Task to complete
Go through the entries below and copy each line containing the word "follow".
══ The records
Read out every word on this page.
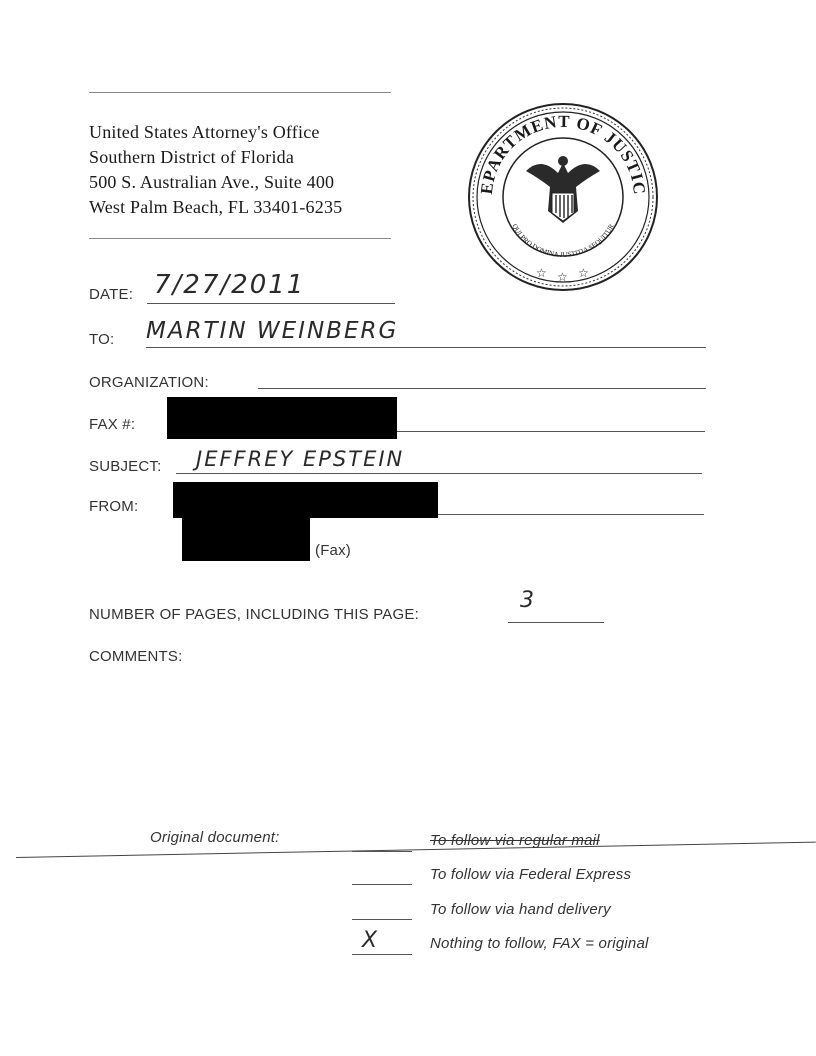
United States Attorney's Office
Southern District of Florida
500 S. Australian Ave., Suite 400
West Palm Beach, FL 33401-6235
EPARTMENT OF JUSTIC
QUI PRO DOMINA JUSTITIA SEQUITUR
☆ ☆ ☆
DATE: 7/27/2011
TO: MARTIN WEINBERG
ORGANIZATION:
FAX #:
SUBJECT: JEFFREY EPSTEIN
FROM:
(Fax)
NUMBER OF PAGES, INCLUDING THIS PAGE:
3
COMMENTS:
Original document:	To follow via regular mail
To follow via Federal Express
To follow via hand delivery
X	Nothing to follow, FAX = original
════
Answer to the problem
Original document:	To follow via regular mail
To follow via Federal Express
To follow via hand delivery
X	Nothing to follow, FAX = original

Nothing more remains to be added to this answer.